• What you have to do: Copy every entry exactly.

Figure collection entries:
== == ==
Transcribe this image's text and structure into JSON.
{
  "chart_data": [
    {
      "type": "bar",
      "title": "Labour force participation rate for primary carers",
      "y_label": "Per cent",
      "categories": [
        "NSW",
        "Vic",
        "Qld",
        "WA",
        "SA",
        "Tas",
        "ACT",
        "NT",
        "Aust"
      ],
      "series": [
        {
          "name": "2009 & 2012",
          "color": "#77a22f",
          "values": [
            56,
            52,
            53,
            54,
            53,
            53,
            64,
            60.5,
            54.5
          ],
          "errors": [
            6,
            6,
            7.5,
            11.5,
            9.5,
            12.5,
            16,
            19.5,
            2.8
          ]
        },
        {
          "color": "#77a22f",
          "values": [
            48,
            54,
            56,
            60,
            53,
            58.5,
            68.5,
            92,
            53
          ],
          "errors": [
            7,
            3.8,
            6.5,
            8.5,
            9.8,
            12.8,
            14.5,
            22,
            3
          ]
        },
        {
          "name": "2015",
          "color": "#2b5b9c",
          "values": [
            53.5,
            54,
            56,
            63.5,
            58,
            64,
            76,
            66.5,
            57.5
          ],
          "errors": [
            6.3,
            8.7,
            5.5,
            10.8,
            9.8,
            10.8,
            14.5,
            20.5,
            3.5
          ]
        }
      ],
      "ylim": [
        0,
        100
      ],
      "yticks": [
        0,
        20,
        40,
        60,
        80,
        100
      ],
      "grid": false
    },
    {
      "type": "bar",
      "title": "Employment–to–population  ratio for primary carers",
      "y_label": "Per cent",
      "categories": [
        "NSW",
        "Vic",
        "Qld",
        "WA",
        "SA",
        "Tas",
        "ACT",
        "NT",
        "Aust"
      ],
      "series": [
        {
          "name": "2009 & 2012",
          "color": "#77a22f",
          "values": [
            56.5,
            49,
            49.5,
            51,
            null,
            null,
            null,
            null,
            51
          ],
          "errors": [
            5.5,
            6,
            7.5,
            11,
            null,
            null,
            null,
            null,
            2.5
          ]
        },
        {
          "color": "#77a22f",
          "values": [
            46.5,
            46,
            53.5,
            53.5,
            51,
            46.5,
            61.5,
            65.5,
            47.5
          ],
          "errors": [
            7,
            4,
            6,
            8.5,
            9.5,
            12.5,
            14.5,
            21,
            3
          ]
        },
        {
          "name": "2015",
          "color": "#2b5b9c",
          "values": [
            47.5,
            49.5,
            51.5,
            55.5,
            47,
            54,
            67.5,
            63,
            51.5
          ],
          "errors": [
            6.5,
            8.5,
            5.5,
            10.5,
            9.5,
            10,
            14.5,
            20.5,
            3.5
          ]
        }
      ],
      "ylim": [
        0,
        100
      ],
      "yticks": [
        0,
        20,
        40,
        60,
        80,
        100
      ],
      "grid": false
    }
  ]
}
== == ==
• Written answer:
Transcribe this image's text and structure into JSON.
{
  "chart_data": [
    {
      "type": "bar",
      "title": "Labour force participation rate for primary carers",
      "y_label": "Per cent",
      "categories": [
        "NSW",
        "Vic",
        "Qld",
        "WA",
        "SA",
        "Tas",
        "ACT",
        "NT",
        "Aust"
      ],
      "series": [
        {
          "name": "2009 & 2012",
          "color": "#77a22f",
          "values": [
            56,
            52,
            53,
            54,
            53,
            53,
            64,
            60.5,
            54.5
          ],
          "errors": [
            6,
            6,
            7.5,
            11.5,
            9.5,
            12.5,
            16,
            19.5,
            2.8
          ]
        },
        {
          "color": "#77a22f",
          "values": [
            48,
            54,
            56,
            60,
            53,
            58.5,
            68.5,
            92,
            53
          ],
          "errors": [
            7,
            3.8,
            6.5,
            8.5,
            9.8,
            12.8,
            14.5,
            22,
            3
          ]
        },
        {
          "name": "2015",
          "color": "#2b5b9c",
          "values": [
            53.5,
            54,
            56,
            63.5,
            58,
            64,
            76,
            66.5,
            57.5
          ],
          "errors": [
            6.3,
            8.7,
            5.5,
            10.8,
            9.8,
            10.8,
            14.5,
            20.5,
            3.5
          ]
        }
      ],
      "ylim": [
        0,
        100
      ],
      "yticks": [
        0,
        20,
        40,
        60,
        80,
        100
      ],
      "grid": false
    },
    {
      "type": "bar",
      "title": "Employment–to–population  ratio for primary carers",
      "y_label": "Per cent",
      "categories": [
        "NSW",
        "Vic",
        "Qld",
        "WA",
        "SA",
        "Tas",
        "ACT",
        "NT",
        "Aust"
      ],
      "series": [
        {
          "name": "2009 & 2012",
          "color": "#77a22f",
          "values": [
            56.5,
            49,
            49.5,
            51,
            null,
            null,
            null,
            null,
            51
          ],
          "errors": [
            5.5,
            6,
            7.5,
            11,
            null,
            null,
            null,
            null,
            2.5
          ]
        },
        {
          "color": "#77a22f",
          "values": [
            46.5,
            46,
            53.5,
            53.5,
            51,
            46.5,
            61.5,
            65.5,
            47.5
          ],
          "errors": [
            7,
            4,
            6,
            8.5,
            9.5,
            12.5,
            14.5,
            21,
            3
          ]
        },
        {
          "name": "2015",
          "color": "#2b5b9c",
          "values": [
            47.5,
            49.5,
            51.5,
            55.5,
            47,
            54,
            67.5,
            63,
            51.5
          ],
          "errors": [
            6.5,
            8.5,
            5.5,
            10.5,
            9.5,
            10,
            14.5,
            20.5,
            3.5
          ]
        }
      ],
      "ylim": [
        0,
        100
      ],
      "yticks": [
        0,
        20,
        40,
        60,
        80,
        100
      ],
      "grid": false
    }
  ]
}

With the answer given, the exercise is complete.